## Task 1
Copy the entries exactly, from their first line down through the line containing "y-tick-label: 67.5k [51, 394, 78, 406]", including both ends.

## Passage given
==============================
What

Off-policy actor-critic deep RL algorithm with stochastic actor for continuous state and action space maximizing the expected reward plus the expected entropy of the target policy.

Why

Existing model-free deep RL algorithms have very high sample complexity, and sensitive convergence properties, hence extensive hyper-parameter tuning for new domains needed.

How

TL;DR: The Soft Actor-Critic (SAC) algorithm is an off-policy algorithm that optimizes a stochastic policy, concurrently learning a policy and two Q-functions, and it is designed for continuous state and action spaces, aiming to maximize the entropy of the policy to encourage exploration.

SAC aims to solve the problem of maximizing cumulative expected reward plus maximizing the entropy of the policy. The problem is sometimes referred to as Entropy-Regularized¹ Reinforcement Learning (RL), and is different than the standard RL problem of maximizing cumulative expected reward.

The new RL objective is:

$$\begin{align} J(\pi) \stackrel{.}{=} \mathbb{E}_{\pi} \Big[ R_{t+1} + \beta \mathcal{H} \big( \pi(A_t | S_t ) \big) | S_t, A_t \sim \pi \Big], \end{align}$$

where

• $\mathcal{H} \big( \pi( \cdot | S_t ) \big) \stackrel{.}{=} \mathbb{E}_{\pi}\Big[ -\log \big( \pi( \cdot | S_t ) \big) \Big]$ is the entropy of the policy $\pi$.
==============================
## Record list
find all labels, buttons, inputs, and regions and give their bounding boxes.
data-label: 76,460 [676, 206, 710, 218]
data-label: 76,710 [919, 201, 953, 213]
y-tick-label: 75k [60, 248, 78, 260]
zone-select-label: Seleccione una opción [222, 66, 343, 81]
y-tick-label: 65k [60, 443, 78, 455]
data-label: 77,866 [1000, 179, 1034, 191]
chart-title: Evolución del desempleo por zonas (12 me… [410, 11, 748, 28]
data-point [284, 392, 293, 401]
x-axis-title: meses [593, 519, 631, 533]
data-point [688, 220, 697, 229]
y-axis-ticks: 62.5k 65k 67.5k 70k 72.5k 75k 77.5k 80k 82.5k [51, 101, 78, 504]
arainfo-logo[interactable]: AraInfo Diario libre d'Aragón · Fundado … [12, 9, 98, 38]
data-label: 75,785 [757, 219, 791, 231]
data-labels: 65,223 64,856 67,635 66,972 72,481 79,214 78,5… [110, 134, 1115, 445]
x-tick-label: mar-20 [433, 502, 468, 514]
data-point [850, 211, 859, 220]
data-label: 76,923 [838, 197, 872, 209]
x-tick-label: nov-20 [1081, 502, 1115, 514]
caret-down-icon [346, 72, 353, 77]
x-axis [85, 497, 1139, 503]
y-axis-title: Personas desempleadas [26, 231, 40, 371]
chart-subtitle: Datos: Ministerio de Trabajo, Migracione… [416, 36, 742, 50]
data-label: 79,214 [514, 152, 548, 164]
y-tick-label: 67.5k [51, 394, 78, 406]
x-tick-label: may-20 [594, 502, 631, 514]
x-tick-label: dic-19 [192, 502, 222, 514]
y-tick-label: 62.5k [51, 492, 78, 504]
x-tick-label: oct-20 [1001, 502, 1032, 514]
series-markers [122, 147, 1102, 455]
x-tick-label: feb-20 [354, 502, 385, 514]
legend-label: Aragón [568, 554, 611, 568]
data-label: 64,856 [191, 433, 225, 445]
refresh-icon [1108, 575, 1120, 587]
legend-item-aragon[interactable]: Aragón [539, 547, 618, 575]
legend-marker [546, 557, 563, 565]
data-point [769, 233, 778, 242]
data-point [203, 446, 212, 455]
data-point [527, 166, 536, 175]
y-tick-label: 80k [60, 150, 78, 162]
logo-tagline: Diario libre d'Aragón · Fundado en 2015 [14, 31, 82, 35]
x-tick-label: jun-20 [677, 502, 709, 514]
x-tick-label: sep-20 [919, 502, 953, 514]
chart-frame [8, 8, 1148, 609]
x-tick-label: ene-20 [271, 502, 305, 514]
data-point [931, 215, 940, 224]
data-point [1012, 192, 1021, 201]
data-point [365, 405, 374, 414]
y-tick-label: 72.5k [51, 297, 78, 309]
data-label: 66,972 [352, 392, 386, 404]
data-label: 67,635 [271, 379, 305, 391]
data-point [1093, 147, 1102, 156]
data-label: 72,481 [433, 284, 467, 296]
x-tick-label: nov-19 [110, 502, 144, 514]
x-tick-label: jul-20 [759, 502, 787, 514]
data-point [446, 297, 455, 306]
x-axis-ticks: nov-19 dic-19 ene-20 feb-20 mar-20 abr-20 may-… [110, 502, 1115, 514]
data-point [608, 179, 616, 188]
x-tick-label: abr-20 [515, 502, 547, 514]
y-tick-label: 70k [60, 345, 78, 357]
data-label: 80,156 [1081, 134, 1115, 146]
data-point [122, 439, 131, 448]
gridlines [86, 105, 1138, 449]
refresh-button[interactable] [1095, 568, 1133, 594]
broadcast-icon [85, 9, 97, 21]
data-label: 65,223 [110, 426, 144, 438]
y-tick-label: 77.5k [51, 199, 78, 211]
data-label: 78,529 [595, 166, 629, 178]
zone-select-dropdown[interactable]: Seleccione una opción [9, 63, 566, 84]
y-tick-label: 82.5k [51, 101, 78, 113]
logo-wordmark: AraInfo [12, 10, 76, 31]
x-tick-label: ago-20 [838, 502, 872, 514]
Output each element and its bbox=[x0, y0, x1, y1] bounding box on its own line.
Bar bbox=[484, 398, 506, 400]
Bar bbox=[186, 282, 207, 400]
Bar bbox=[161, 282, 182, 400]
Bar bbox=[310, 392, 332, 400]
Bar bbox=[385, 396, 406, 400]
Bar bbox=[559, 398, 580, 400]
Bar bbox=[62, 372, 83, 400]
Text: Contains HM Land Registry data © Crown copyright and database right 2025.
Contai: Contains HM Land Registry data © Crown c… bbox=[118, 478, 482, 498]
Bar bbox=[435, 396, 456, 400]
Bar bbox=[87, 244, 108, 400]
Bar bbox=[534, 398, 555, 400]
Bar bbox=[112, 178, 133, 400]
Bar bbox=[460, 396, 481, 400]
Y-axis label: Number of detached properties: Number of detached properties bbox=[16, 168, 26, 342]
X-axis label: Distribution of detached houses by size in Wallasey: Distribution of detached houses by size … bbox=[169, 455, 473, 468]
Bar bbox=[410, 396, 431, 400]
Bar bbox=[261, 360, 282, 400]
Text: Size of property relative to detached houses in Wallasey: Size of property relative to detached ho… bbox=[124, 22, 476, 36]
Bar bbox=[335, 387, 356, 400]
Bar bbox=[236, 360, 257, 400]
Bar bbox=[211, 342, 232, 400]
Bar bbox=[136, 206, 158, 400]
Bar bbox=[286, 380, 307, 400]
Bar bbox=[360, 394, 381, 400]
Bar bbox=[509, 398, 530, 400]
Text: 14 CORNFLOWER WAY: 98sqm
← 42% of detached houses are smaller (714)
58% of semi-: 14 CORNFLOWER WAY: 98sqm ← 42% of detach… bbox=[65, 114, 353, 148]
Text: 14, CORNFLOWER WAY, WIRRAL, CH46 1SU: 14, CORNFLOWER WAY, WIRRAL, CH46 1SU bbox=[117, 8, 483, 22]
==============================
## Task 2
Answer these from the notes on Soft Actor-Critic:
(a) According to the notes, what kind of sample complexity do existing model-free deep RL algorithms have?
(b) How many Q-functions does SAC learn along with the policy?
(c) What name is sometimes given to the problem SAC aims to solve?

## Task output 1
find all labels, buttons, inputs, and regions and give their bounding boxes.
data-label: 76,460 [676, 206, 710, 218]
data-label: 76,710 [919, 201, 953, 213]
y-tick-label: 75k [60, 248, 78, 260]
zone-select-label: Seleccione una opción [222, 66, 343, 81]
y-tick-label: 65k [60, 443, 78, 455]
data-label: 77,866 [1000, 179, 1034, 191]
chart-title: Evolución del desempleo por zonas (12 me… [410, 11, 748, 28]
data-point [284, 392, 293, 401]
x-axis-title: meses [593, 519, 631, 533]
data-point [688, 220, 697, 229]
y-axis-ticks: 62.5k 65k 67.5k 70k 72.5k 75k 77.5k 80k 82.5k [51, 101, 78, 504]
arainfo-logo[interactable]: AraInfo Diario libre d'Aragón · Fundado … [12, 9, 98, 38]
data-label: 75,785 [757, 219, 791, 231]
data-labels: 65,223 64,856 67,635 66,972 72,481 79,214 78,5… [110, 134, 1115, 445]
x-tick-label: mar-20 [433, 502, 468, 514]
data-point [850, 211, 859, 220]
data-label: 76,923 [838, 197, 872, 209]
x-tick-label: nov-20 [1081, 502, 1115, 514]
caret-down-icon [346, 72, 353, 77]
x-axis [85, 497, 1139, 503]
y-axis-title: Personas desempleadas [26, 231, 40, 371]
chart-subtitle: Datos: Ministerio de Trabajo, Migracione… [416, 36, 742, 50]
data-label: 79,214 [514, 152, 548, 164]
y-tick-label: 67.5k [51, 394, 78, 406]

## Task output 2
(a) Very high sample complexity.
(b) Two.
(c) Entropy-Regularized Reinforcement Learning (RL).